#### [Exercise description]
Gather all lines in the data that hold the string "caption".

#### [Records for this exercise]
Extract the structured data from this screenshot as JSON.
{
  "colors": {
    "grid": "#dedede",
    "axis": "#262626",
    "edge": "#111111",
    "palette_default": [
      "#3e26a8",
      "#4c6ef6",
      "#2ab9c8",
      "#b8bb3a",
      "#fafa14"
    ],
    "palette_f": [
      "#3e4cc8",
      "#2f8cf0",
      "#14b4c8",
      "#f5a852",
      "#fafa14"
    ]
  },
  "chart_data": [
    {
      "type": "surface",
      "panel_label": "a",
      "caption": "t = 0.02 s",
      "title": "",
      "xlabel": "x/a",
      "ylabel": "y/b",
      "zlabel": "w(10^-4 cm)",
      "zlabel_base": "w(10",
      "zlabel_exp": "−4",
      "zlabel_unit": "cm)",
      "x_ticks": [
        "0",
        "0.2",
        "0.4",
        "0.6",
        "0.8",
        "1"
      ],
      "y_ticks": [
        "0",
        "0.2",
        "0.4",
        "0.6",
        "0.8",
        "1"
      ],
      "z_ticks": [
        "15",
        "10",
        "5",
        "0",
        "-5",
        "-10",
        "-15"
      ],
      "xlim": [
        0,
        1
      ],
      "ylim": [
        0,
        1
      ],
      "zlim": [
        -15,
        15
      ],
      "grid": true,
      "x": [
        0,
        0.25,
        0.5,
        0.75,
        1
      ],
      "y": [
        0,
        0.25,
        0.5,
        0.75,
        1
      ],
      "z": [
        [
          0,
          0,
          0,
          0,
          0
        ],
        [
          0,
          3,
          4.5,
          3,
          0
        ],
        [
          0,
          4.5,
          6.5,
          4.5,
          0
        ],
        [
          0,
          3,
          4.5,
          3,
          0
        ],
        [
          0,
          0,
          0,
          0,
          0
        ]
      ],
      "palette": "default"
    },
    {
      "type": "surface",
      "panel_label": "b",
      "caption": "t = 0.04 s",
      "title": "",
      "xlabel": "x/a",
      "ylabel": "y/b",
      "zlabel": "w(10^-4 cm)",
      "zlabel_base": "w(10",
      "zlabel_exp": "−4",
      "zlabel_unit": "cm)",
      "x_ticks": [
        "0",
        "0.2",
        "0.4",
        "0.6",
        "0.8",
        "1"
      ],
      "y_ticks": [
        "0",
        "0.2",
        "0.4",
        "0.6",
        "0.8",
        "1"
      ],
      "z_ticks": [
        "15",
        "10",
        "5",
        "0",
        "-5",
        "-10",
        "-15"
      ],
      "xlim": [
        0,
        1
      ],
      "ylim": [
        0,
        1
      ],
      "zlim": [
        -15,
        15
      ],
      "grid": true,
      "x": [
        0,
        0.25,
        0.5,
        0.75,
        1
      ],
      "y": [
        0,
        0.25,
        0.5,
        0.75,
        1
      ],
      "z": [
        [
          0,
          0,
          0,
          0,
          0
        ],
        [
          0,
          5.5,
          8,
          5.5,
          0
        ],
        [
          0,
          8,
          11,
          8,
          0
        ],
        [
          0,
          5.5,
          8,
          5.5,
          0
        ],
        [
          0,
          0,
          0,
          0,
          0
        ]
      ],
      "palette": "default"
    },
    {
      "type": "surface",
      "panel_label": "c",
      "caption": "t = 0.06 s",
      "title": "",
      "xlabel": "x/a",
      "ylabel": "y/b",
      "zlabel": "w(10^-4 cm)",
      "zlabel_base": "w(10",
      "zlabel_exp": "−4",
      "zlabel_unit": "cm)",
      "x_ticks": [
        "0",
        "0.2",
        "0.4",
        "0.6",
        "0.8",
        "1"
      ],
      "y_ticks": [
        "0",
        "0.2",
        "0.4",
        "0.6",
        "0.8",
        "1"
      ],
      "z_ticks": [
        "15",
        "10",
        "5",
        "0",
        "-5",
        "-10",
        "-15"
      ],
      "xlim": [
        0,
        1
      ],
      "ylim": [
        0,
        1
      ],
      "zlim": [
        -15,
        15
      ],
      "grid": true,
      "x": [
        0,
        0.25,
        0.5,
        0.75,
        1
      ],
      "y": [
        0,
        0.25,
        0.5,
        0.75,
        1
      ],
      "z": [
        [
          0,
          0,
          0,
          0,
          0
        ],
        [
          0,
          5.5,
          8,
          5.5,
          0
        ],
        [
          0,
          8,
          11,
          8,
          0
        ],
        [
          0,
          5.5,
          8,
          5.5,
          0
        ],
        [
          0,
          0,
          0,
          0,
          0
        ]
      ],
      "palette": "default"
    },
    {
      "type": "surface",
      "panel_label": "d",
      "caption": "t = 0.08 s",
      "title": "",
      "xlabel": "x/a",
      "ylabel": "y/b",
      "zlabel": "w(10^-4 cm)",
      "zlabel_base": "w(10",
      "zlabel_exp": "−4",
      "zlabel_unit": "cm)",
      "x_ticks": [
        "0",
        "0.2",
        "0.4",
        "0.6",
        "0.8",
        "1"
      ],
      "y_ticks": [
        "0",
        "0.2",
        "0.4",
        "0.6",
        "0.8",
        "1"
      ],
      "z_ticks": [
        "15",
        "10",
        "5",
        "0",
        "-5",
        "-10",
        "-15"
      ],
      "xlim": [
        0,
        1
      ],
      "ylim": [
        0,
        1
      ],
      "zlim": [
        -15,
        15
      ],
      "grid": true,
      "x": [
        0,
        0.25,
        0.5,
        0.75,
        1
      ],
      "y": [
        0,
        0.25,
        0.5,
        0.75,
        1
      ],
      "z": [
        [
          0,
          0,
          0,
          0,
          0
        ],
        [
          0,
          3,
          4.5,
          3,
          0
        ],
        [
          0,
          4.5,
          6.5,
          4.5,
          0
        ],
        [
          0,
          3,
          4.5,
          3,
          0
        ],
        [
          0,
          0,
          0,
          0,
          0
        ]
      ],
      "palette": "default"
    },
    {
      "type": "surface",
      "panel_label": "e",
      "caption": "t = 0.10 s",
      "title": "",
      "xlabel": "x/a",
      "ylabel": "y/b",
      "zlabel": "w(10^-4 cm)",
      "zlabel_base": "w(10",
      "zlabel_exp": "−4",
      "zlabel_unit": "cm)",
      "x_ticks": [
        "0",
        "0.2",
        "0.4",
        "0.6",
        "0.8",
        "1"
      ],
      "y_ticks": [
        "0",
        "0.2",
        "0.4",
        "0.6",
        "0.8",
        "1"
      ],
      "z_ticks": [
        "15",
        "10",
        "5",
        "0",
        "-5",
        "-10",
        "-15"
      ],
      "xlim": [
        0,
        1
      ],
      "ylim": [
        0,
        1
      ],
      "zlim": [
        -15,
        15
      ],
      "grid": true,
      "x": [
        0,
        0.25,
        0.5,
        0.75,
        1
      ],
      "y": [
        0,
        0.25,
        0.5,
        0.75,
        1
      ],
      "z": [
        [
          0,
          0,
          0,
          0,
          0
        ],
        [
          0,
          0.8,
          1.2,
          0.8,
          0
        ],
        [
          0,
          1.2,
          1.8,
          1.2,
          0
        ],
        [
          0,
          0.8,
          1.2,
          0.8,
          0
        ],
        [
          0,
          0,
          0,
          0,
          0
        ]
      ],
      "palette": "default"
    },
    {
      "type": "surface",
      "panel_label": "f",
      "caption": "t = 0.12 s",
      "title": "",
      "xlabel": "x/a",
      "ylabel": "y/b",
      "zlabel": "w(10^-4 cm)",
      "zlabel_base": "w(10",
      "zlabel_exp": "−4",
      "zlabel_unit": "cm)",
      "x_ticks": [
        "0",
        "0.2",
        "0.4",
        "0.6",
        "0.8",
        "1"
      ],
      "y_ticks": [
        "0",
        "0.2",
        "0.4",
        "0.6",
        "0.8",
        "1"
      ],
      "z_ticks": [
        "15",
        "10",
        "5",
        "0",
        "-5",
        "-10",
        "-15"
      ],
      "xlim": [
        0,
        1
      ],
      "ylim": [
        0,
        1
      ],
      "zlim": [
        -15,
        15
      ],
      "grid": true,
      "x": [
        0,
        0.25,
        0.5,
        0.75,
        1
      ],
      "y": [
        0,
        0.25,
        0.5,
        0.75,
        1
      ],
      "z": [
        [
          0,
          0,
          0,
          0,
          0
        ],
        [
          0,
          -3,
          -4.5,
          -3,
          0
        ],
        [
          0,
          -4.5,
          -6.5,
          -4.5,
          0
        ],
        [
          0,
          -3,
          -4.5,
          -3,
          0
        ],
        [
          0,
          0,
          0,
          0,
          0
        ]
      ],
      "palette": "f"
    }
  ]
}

#### [The response]
      "caption": "t = 0.02 s",
      "caption": "t = 0.04 s",
      "caption": "t = 0.06 s",
      "caption": "t = 0.08 s",
      "caption": "t = 0.10 s",
      "caption": "t = 0.12 s",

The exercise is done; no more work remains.